* _EXERCISE TASK_
From the entries below, please gather each line containing the string "accuracy".

* _PROVIDED DATA_
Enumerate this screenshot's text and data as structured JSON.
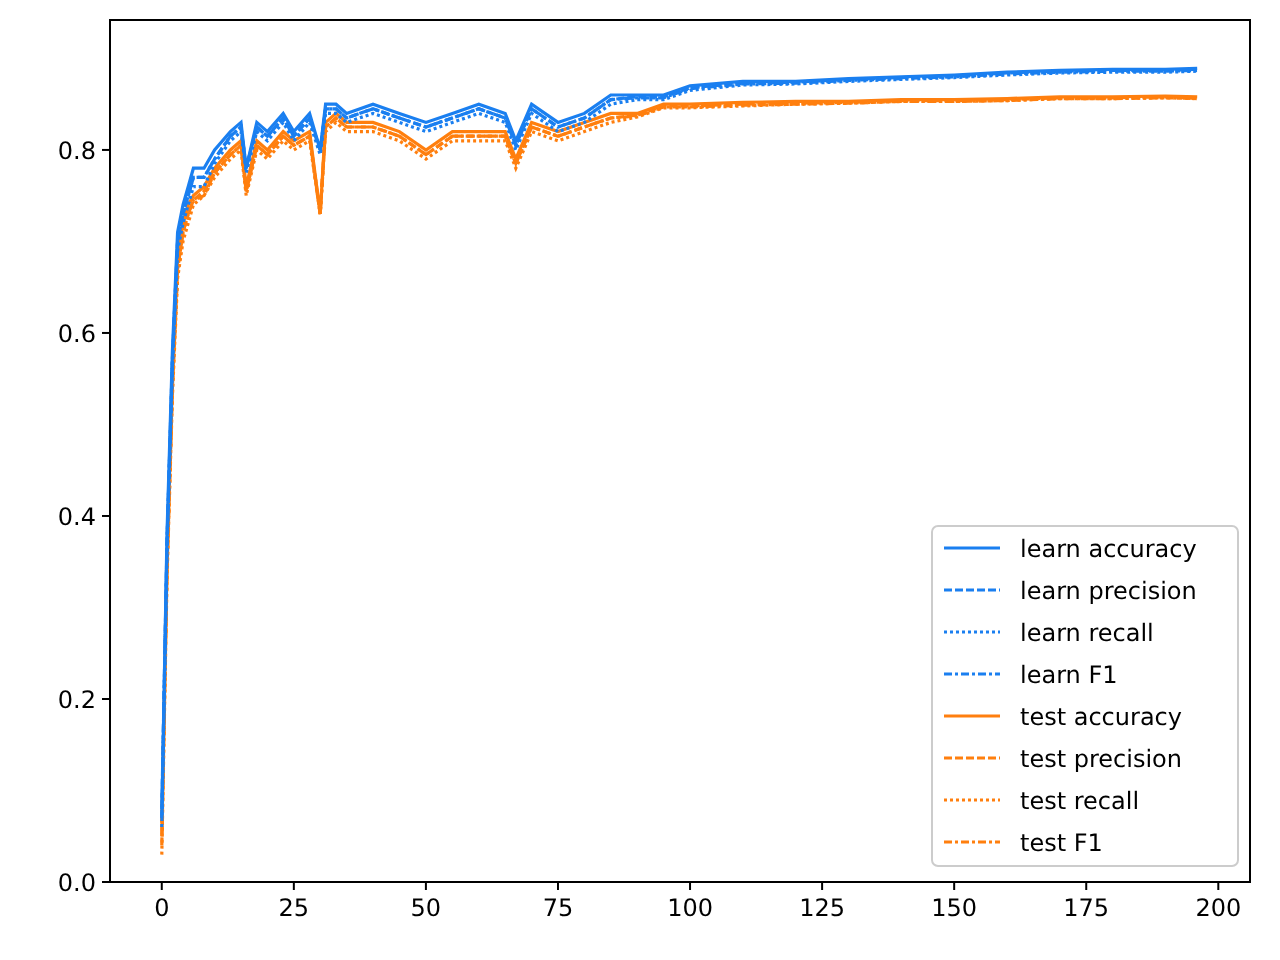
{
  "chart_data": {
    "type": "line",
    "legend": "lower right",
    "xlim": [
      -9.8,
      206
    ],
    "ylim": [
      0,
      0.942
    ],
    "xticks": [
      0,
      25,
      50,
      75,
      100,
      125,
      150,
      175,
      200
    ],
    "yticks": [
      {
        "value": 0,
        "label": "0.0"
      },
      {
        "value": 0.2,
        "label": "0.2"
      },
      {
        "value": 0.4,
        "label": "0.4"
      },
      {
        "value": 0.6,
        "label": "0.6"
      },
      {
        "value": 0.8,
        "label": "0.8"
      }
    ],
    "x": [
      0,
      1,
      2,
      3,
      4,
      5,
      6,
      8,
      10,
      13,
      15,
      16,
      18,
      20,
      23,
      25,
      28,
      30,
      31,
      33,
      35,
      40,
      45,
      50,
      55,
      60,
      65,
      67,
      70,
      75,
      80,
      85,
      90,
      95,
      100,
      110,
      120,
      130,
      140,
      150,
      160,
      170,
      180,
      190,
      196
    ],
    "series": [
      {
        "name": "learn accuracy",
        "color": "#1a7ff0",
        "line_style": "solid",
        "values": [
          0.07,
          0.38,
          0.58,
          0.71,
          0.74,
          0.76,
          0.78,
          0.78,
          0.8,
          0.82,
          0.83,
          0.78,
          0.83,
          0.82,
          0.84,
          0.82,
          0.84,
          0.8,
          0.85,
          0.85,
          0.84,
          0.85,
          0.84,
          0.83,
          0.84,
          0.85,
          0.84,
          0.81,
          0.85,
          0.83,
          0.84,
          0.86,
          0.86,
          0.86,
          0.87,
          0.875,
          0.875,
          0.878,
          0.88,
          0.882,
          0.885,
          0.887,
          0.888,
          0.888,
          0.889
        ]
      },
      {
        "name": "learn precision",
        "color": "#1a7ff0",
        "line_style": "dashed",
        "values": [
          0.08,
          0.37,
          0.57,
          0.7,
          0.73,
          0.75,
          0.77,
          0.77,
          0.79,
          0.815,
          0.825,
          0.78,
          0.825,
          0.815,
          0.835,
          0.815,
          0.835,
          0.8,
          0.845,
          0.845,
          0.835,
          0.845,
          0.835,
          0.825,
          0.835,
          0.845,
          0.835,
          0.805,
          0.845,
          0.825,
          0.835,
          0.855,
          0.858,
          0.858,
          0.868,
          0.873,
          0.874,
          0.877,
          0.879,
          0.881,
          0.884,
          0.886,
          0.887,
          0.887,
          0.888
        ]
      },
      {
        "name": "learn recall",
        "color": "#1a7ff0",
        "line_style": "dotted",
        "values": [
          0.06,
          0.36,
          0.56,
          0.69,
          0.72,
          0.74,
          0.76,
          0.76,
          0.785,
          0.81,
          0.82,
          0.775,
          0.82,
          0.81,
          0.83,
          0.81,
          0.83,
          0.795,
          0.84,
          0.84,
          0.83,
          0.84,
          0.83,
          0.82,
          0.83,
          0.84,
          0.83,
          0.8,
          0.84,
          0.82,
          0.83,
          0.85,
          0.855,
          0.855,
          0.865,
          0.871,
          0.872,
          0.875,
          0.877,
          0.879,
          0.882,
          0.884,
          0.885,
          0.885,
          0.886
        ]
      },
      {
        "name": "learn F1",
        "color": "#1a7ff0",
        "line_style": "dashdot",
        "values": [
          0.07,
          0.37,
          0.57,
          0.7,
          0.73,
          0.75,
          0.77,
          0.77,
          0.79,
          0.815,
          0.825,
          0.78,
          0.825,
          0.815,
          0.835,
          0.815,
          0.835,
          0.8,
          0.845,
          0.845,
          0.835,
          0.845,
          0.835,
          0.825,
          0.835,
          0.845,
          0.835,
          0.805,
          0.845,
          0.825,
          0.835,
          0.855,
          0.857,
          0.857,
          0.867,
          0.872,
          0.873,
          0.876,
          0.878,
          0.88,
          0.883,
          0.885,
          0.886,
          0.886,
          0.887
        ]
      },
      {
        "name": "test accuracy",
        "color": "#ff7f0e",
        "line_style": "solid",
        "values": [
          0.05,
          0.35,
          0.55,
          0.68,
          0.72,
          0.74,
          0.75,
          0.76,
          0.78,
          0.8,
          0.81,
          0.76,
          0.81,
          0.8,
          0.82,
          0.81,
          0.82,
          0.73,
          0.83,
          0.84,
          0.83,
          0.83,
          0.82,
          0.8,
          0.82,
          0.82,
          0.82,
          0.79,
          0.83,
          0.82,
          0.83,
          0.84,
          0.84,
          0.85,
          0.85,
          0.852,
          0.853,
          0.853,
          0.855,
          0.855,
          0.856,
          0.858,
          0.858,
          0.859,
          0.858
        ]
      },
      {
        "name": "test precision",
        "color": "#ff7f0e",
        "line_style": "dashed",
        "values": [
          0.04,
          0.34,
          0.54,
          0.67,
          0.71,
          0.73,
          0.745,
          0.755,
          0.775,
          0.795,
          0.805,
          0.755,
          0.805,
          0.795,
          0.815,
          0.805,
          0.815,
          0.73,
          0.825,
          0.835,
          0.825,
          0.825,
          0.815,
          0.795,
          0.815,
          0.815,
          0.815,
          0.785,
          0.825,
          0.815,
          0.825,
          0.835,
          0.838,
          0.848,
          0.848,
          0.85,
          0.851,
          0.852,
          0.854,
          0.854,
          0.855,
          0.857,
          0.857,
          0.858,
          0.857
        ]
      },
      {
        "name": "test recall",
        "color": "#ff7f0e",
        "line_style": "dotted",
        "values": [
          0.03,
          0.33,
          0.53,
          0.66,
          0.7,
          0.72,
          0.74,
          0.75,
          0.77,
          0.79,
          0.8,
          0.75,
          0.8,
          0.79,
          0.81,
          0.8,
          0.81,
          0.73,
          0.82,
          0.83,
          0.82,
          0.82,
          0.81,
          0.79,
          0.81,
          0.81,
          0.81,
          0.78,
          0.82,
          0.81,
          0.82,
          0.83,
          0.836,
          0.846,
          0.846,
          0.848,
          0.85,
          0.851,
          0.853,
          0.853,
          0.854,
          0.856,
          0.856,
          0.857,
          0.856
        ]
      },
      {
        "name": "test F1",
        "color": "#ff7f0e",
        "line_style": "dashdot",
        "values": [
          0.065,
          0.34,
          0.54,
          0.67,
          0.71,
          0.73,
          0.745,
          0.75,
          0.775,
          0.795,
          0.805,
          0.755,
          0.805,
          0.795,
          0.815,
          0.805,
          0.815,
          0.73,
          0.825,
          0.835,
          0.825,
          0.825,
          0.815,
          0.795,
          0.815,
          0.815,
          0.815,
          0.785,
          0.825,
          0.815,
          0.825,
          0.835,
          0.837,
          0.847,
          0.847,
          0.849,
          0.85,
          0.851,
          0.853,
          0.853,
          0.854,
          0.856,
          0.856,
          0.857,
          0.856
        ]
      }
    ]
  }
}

* _TASK ANSWER_
        "name": "learn accuracy",
        "name": "test accuracy",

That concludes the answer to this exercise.